■ **What you have to do**: Gather the lines from the material that contain "duration".

■ **Data section**:
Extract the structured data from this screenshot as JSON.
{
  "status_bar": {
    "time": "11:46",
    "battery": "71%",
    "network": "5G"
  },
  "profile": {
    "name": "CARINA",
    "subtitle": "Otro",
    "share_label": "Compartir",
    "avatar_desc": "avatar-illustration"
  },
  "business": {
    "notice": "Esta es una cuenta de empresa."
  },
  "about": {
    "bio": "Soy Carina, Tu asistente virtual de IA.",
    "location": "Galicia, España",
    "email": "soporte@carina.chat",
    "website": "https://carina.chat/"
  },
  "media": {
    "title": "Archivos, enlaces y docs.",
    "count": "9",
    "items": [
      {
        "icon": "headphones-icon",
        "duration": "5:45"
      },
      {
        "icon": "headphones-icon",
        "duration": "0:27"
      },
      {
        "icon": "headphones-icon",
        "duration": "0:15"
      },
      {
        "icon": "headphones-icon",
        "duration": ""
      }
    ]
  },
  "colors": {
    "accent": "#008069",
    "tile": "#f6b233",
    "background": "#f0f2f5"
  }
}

--

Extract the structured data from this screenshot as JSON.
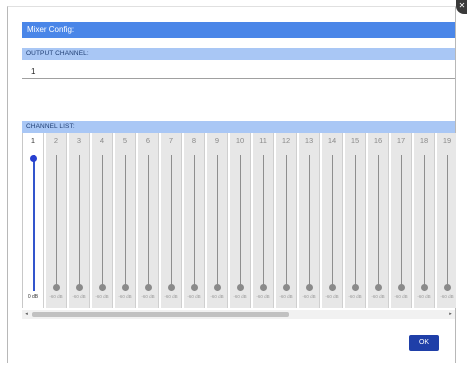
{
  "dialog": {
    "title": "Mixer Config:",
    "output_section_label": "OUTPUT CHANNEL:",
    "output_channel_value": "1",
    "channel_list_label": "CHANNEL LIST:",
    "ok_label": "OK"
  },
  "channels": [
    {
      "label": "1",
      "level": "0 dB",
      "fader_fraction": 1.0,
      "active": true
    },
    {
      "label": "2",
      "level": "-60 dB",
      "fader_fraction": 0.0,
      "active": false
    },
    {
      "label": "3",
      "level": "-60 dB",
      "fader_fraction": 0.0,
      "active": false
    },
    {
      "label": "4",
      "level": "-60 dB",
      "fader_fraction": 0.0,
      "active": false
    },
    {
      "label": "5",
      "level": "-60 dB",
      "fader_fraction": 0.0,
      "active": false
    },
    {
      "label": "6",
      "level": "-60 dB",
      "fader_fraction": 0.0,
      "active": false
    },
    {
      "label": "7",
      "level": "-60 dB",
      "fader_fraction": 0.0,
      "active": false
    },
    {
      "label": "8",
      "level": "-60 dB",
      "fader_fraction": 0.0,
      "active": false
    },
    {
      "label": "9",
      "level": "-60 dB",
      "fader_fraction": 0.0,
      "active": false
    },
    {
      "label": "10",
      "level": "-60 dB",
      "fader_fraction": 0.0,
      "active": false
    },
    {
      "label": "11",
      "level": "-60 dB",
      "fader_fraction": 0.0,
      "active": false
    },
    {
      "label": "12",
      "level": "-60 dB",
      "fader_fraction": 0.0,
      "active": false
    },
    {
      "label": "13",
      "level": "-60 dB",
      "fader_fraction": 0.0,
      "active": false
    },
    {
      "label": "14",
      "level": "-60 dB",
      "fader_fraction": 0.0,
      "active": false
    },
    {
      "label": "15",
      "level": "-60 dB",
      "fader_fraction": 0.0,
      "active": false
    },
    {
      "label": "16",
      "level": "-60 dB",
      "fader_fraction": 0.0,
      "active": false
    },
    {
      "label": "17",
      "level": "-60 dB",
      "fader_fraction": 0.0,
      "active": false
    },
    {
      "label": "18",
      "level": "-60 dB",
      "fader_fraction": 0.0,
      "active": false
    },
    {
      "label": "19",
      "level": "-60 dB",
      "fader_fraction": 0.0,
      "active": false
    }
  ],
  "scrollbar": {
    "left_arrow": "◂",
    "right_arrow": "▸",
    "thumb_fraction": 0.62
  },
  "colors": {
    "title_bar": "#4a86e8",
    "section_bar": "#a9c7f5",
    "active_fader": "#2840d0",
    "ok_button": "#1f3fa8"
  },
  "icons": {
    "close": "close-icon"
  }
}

■ **Solution to this exercise**:
        "duration": "5:45"
        "duration": "0:27"
        "duration": "0:15"
        "duration": ""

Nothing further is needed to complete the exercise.